◆ Given passage ◆
In a September 1850 vision she saw that it was a "great error" to believe that "it is their duty to go to Old Jerusalem, and think they have a work to do there before the Lord comes. . . ; for those who think that they are yet to go to Jerusalem will have their minds there, and their means will be withheld from the cause of present truth to get themselves and others there."
Less than a year later, August 1851, she wrote with greater emphasis "that Old Jerusalem never would be built up; and that Satan was doing his utmost to lead the minds of the children of the Lord into these things now, in the gathering time, to keep them from throwing their whole interest into the present work of the Lord, and to cause them to neglect the necessary preparation for the day of the Lord."
How did Ellen White's readers understand this statement? That there was no light in the popular "age-to-come" teaching, that there is no Biblical significance in the Jews returning to Palestine, that Jerusalem will never be rebuilt in a future millennial period. She was not talking about a possible political rebuilding of Jerusalem but of a prophetically significant rebuilding of Old Jerusalem. To continue to think that way, she emphasized, was to sink further into Satan's deceptions and away from present duty.
Concern Over Unusual Statements
Prophetic writings occasionally contain statements that may not be easily understood. Peter once said that Paul had written "some things hard to understand, which those who are untaught and unstable twist to their own destruction" (2 Pet. 3:16).
Ignorant slave not to be resurrected. In 1858 Ellen White wrote that "the slave master would have to answer for the soul of his slave whom he has kept in ignorance. . . . God cannot take the slave to heaven, who has been kept in ignorance and degradation, knowing nothing of God, or the Bible, fearing nothing but his master's lash, and not holding so elevated a position as his master's brute beasts. But He does the best thing for him that a compassionate God can do. He lets him be as though he had not been."
However, a few pages later she reported that she "saw the pious slave rise [in the resurrection] in triumph and victory." In many places she referred to the terrible conditions imposed on slaves in the South, treated "as though they were beasts." Nevertheless, she was equally emphatic that "many of the slaves had noble minds."
In these statements Ellen White was distinguishing between the "pious" slave and the "ignorant" slave who knows "nothing of God." With prophetic insight she stated that the most compassionate act for a just God would be to let such slaves remain in their graves, not to be resurrected for judgment.
Some object to this statement because the Bible says that "all who are in the graves will . . . come forth" (John 5:28, 29). A few chapters later, John quoted Jesus: "And I, if I am lifted up from the earth, will draw all peoples to Myself" (John 12:32). Here we have two examples among many where Bible writers used all-inclusive language but with very definite restrictions. No one but Universalists argue that everyone, sooner or later, will be redeemed, regardless of character or desire. Not all people will be drawn to Jesus because not all are willing to be drawn!

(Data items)

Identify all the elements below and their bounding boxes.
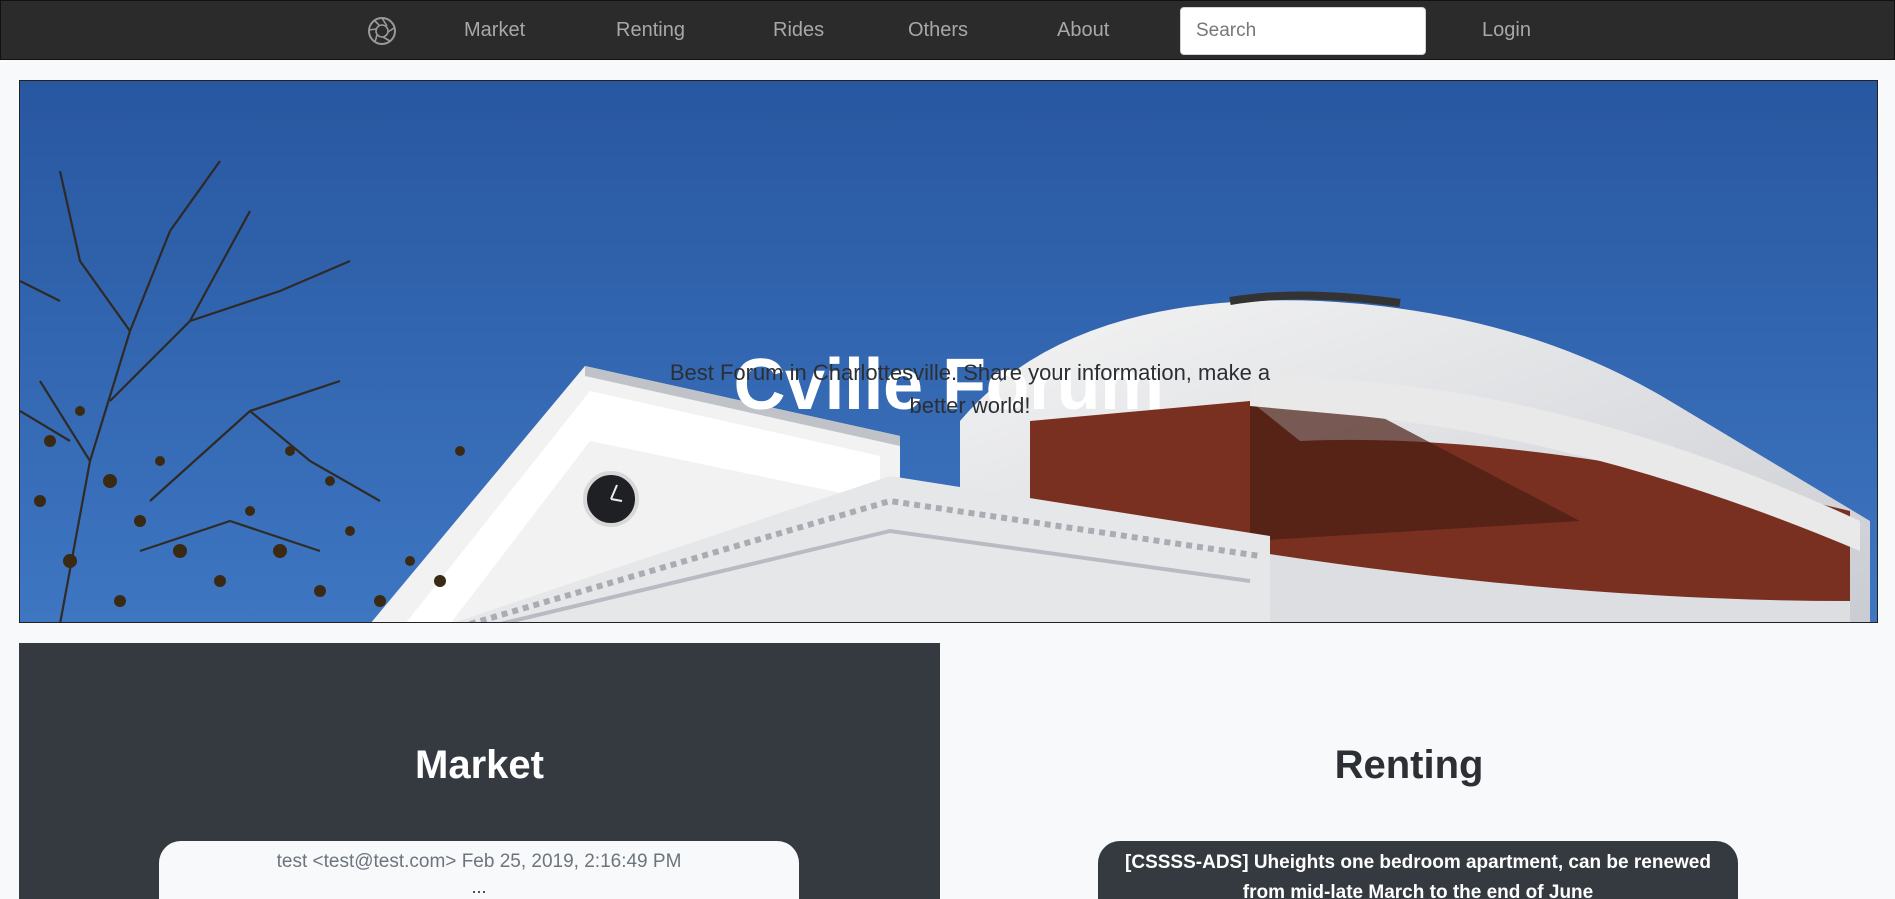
login-link[interactable]: Login xyxy=(1482,19,1531,42)
renting-section: Renting [CSSSS-ADS] Uheights one bedroom… xyxy=(940,643,1878,899)
nav-rides-link[interactable]: Rides xyxy=(773,19,824,42)
post-date: Feb 25, 2019, 2:16:49 PM xyxy=(461,851,682,872)
hero-subtitle: Best Forum in Charlottesville. Share you… xyxy=(669,360,1271,418)
post-body: ... xyxy=(471,877,487,897)
renting-post-card[interactable]: [CSSSS-ADS] Uheights one bedroom apartme… xyxy=(1098,841,1738,899)
market-section: Market test <test@test.com> Feb 25, 2019… xyxy=(19,643,940,899)
market-post-card[interactable]: test <test@test.com> Feb 25, 2019, 2:16:… xyxy=(159,841,799,899)
post-author: test <test@test.com> xyxy=(276,851,457,872)
nav-about-link[interactable]: About xyxy=(1057,19,1109,42)
nav-market-link[interactable]: Market xyxy=(464,19,525,42)
renting-title: Renting xyxy=(1334,743,1484,787)
post-meta: test <test@test.com> Feb 25, 2019, 2:16:… xyxy=(159,851,799,873)
aperture-icon[interactable] xyxy=(367,16,397,46)
top-navbar: Market Renting Rides Others About Login xyxy=(0,0,1895,60)
hero-banner: Cville Forum Best Forum in Charlottesvil… xyxy=(19,80,1878,623)
search-input[interactable] xyxy=(1180,7,1426,55)
nav-renting-link[interactable]: Renting xyxy=(616,19,685,42)
renting-post-title: [CSSSS-ADS] Uheights one bedroom apartme… xyxy=(1125,852,1711,899)
nav-others-link[interactable]: Others xyxy=(908,19,968,42)
market-title: Market xyxy=(415,743,544,787)
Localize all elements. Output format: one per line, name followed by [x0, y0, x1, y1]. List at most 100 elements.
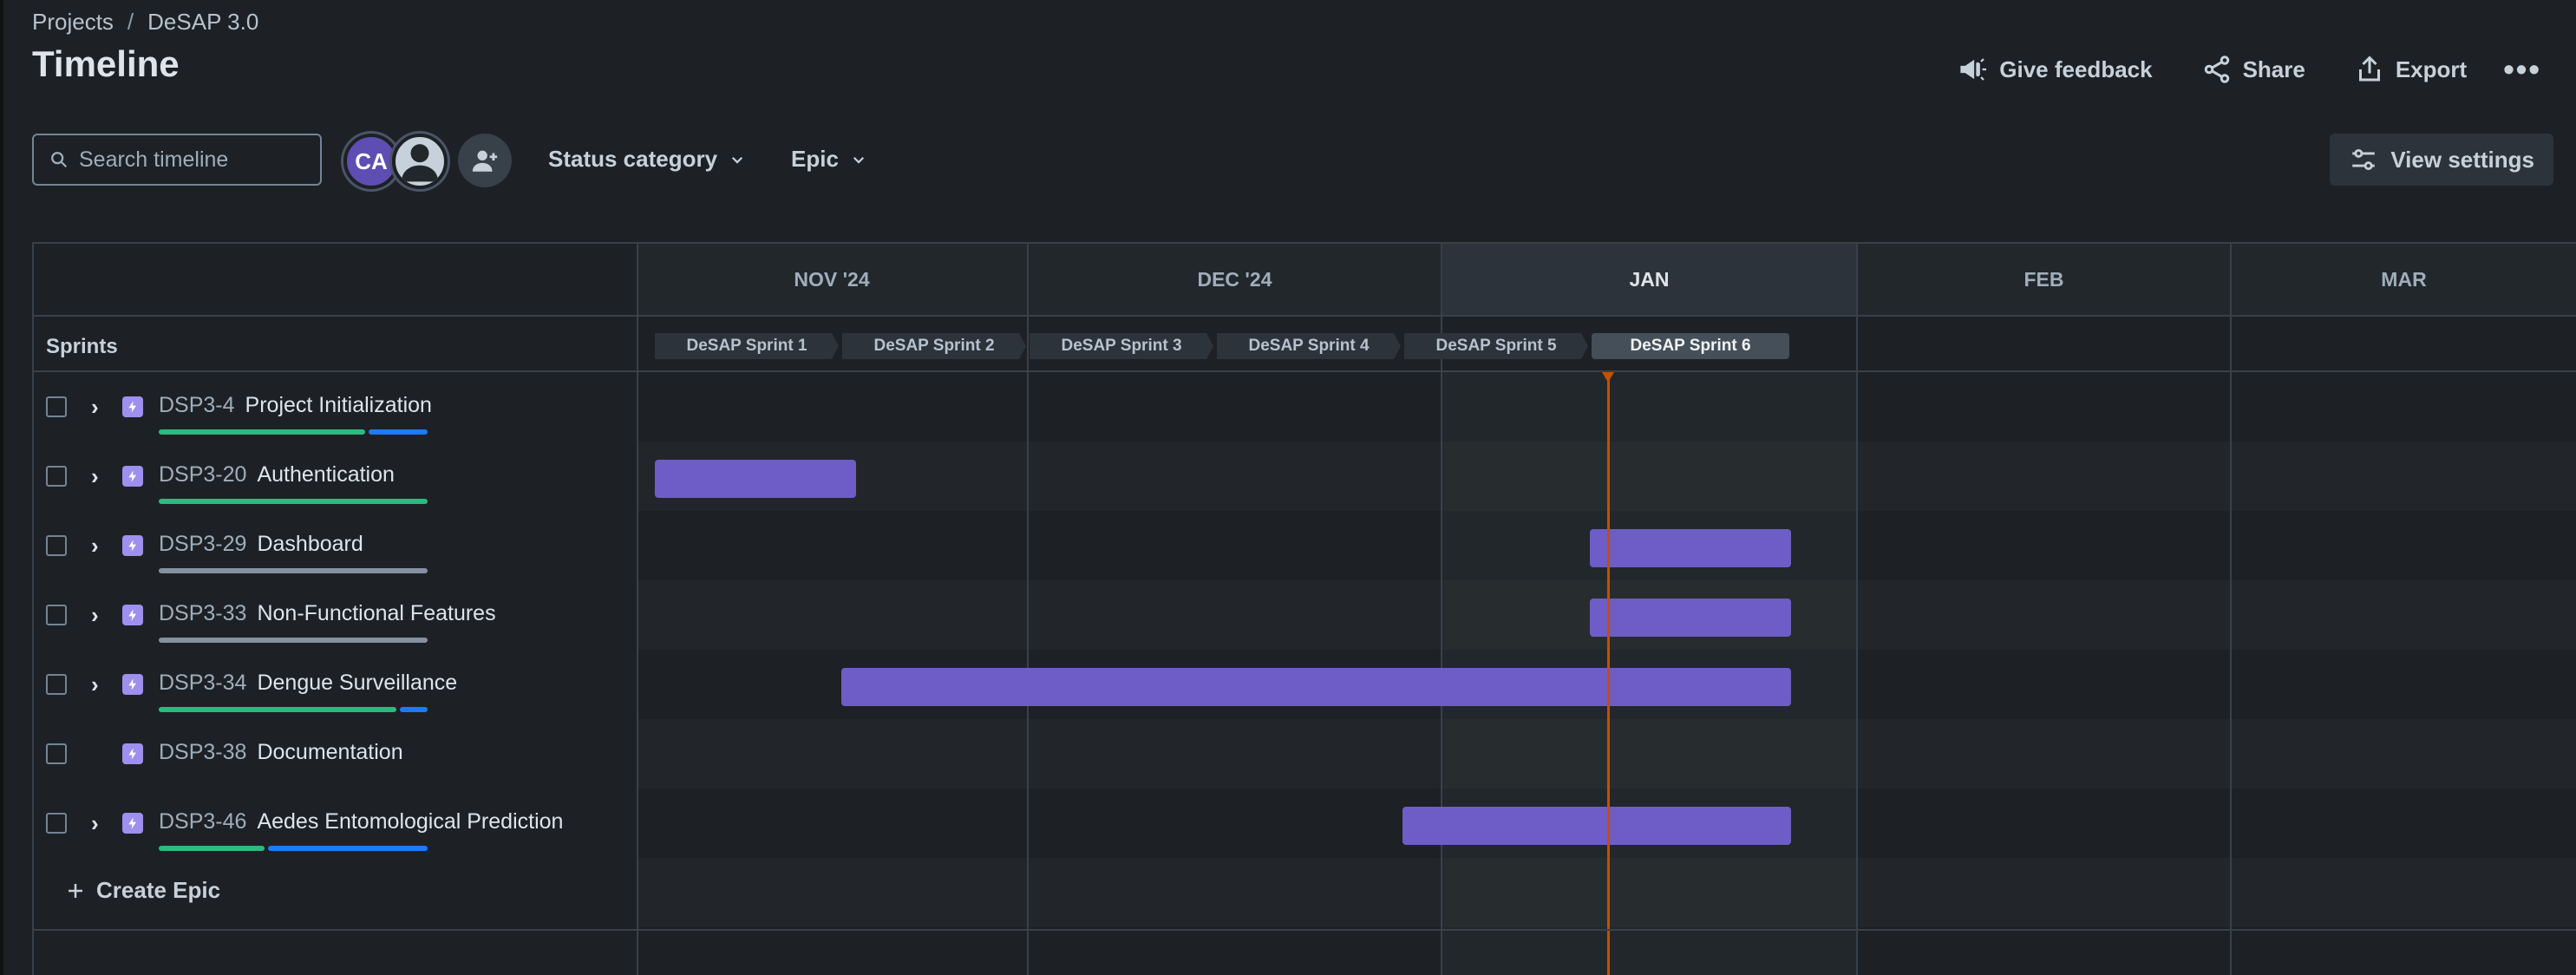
sprint-chip[interactable]: DeSAP Sprint 5 — [1404, 333, 1588, 359]
epic-title: Documentation — [257, 740, 403, 764]
row-checkbox[interactable] — [46, 466, 67, 487]
avatar-ca[interactable]: CA — [343, 134, 399, 189]
window-edge — [0, 0, 3, 975]
share-icon — [2204, 56, 2229, 83]
row-checkbox[interactable] — [46, 396, 67, 417]
status-category-filter[interactable]: Status category — [548, 146, 745, 173]
epic-progress — [159, 846, 428, 851]
row-checkbox[interactable] — [46, 813, 67, 834]
row-checkbox[interactable] — [46, 535, 67, 556]
epic-progress — [159, 429, 428, 435]
epic-title: Aedes Entomological Prediction — [257, 809, 564, 834]
epic-bar-non-functional[interactable] — [1590, 599, 1791, 637]
view-settings-button[interactable]: View settings — [2330, 134, 2553, 186]
epic-bar-authentication[interactable] — [655, 460, 856, 498]
epic-filter[interactable]: Epic — [791, 146, 866, 173]
search-timeline-field[interactable] — [32, 134, 322, 186]
epic-bar-dashboard[interactable] — [1590, 529, 1791, 567]
epic-key: DSP3-46 — [159, 809, 247, 834]
epic-title: Project Initialization — [245, 393, 432, 417]
epic-title: Dashboard — [257, 532, 363, 556]
epic-key: DSP3-29 — [159, 532, 247, 556]
export-label: Export — [2395, 56, 2468, 82]
breadcrumb-projects[interactable]: Projects — [32, 9, 114, 36]
divider — [1856, 244, 1858, 975]
epic-label[interactable]: DSP3-4 Project Initialization — [159, 393, 432, 418]
epic-label[interactable]: DSP3-20 Authentication — [159, 462, 395, 488]
create-epic-button[interactable]: Create Epic — [65, 877, 220, 904]
epic-progress — [159, 499, 428, 504]
give-feedback-label: Give feedback — [1999, 56, 2153, 82]
epic-lightning-icon — [122, 674, 143, 695]
epic-key: DSP3-20 — [159, 462, 247, 487]
left-header — [34, 244, 637, 317]
month-nov: NOV '24 — [637, 244, 1029, 317]
epic-lightning-icon — [122, 396, 143, 417]
search-icon — [51, 152, 68, 168]
epic-title: Authentication — [257, 462, 395, 487]
epic-label[interactable]: DSP3-29 Dashboard — [159, 532, 363, 557]
epic-progress — [159, 638, 428, 643]
epic-row[interactable]: › DSP3-29 Dashboard — [34, 511, 637, 580]
megaphone-icon — [1960, 58, 1987, 81]
epic-row[interactable]: DSP3-38 Documentation — [34, 719, 637, 789]
epic-row[interactable]: › DSP3-33 Non-Functional Features — [34, 580, 637, 650]
chevron-right-icon[interactable]: › — [91, 533, 99, 559]
share-button[interactable]: Share — [2177, 47, 2330, 92]
epic-row[interactable]: › DSP3-46 Aedes Entomological Prediction — [34, 789, 637, 858]
add-person-icon — [472, 150, 498, 172]
epic-row[interactable]: › DSP3-4 Project Initialization — [34, 372, 637, 442]
chevron-right-icon[interactable]: › — [91, 602, 99, 629]
epic-key: DSP3-33 — [159, 601, 247, 625]
row-checkbox[interactable] — [46, 674, 67, 695]
add-people-button[interactable] — [458, 134, 512, 187]
epic-title: Dengue Surveillance — [257, 671, 458, 695]
epic-row[interactable]: › DSP3-20 Authentication — [34, 442, 637, 511]
chevron-right-icon[interactable]: › — [91, 463, 99, 490]
epic-label[interactable]: DSP3-38 Documentation — [159, 740, 403, 765]
epic-lightning-icon — [122, 813, 143, 834]
search-input[interactable] — [79, 147, 313, 173]
more-actions-button[interactable]: ••• — [2491, 51, 2553, 88]
month-mar: MAR — [2232, 244, 2576, 317]
divider — [34, 929, 2576, 931]
month-feb: FEB — [1858, 244, 2232, 317]
epic-lightning-icon — [122, 535, 143, 556]
chevron-right-icon[interactable]: › — [91, 810, 99, 837]
epic-lightning-icon — [122, 605, 143, 625]
give-feedback-button[interactable]: Give feedback — [1933, 47, 2176, 92]
sprint-chip[interactable]: DeSAP Sprint 3 — [1030, 333, 1213, 359]
epic-row[interactable]: › DSP3-34 Dengue Surveillance — [34, 650, 637, 719]
sprints-label: Sprints — [46, 335, 118, 358]
epic-key: DSP3-38 — [159, 740, 247, 764]
row-checkbox[interactable] — [46, 605, 67, 625]
chevron-down-icon — [732, 156, 743, 164]
epic-progress — [159, 707, 428, 712]
avatar-user[interactable] — [392, 134, 448, 189]
row-checkbox[interactable] — [46, 743, 67, 764]
epic-key: DSP3-4 — [159, 393, 235, 417]
create-epic-label: Create Epic — [96, 877, 221, 903]
epic-filter-label: Epic — [791, 146, 839, 172]
export-icon — [2358, 56, 2380, 82]
epic-lightning-icon — [122, 743, 143, 764]
epic-bar-aedes-prediction[interactable] — [1402, 807, 1791, 845]
epic-label[interactable]: DSP3-33 Non-Functional Features — [159, 601, 496, 626]
sprint-chip-active[interactable]: DeSAP Sprint 6 — [1592, 333, 1789, 359]
sprint-chip[interactable]: DeSAP Sprint 2 — [842, 333, 1026, 359]
sprint-chip[interactable]: DeSAP Sprint 4 — [1217, 333, 1401, 359]
epic-bar-dengue-surveillance[interactable] — [841, 668, 1791, 706]
plus-icon — [69, 883, 82, 898]
epic-label[interactable]: DSP3-34 Dengue Surveillance — [159, 671, 457, 696]
epic-label[interactable]: DSP3-46 Aedes Entomological Prediction — [159, 809, 563, 834]
epic-progress — [159, 568, 428, 573]
epic-title: Non-Functional Features — [257, 601, 496, 625]
timeline-grid: NOV '24 DEC '24 JAN FEB MAR Sprints DeSA… — [32, 242, 2576, 975]
chevron-right-icon[interactable]: › — [91, 394, 99, 421]
breadcrumb: Projects / DeSAP 3.0 — [32, 9, 258, 36]
divider — [2230, 244, 2232, 975]
breadcrumb-project[interactable]: DeSAP 3.0 — [147, 9, 258, 36]
export-button[interactable]: Export — [2330, 47, 2491, 92]
chevron-right-icon[interactable]: › — [91, 671, 99, 698]
sprint-chip[interactable]: DeSAP Sprint 1 — [655, 333, 839, 359]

◆ Your tasks ◆
1. In the passage on Ellen White's statements, in what month and year did she write that Old Jerusalem never would be built up?
2. Repeat word for word the part of the passage on Ellen White's statements starting at "How did Ellen" and ending at "(2 Pet. 3:16).".

◆ Replies ◆
1. August 1851.

2.
How did Ellen White's readers understand this statement? That there was no light in the popular "age-to-come" teaching, that there is no Biblical significance in the Jews returning to Palestine, that Jerusalem will never be rebuilt in a future millennial period. She was not talking about a possible political rebuilding of Jerusalem but of a prophetically significant rebuilding of Old Jerusalem. To continue to think that way, she emphasized, was to sink further into Satan's deceptions and away from present duty.
Concern Over Unusual Statements
Prophetic writings occasionally contain statements that may not be easily understood. Peter once said that Paul had written "some things hard to understand, which those who are untaught and unstable twist to their own destruction" (2 Pet. 3:16).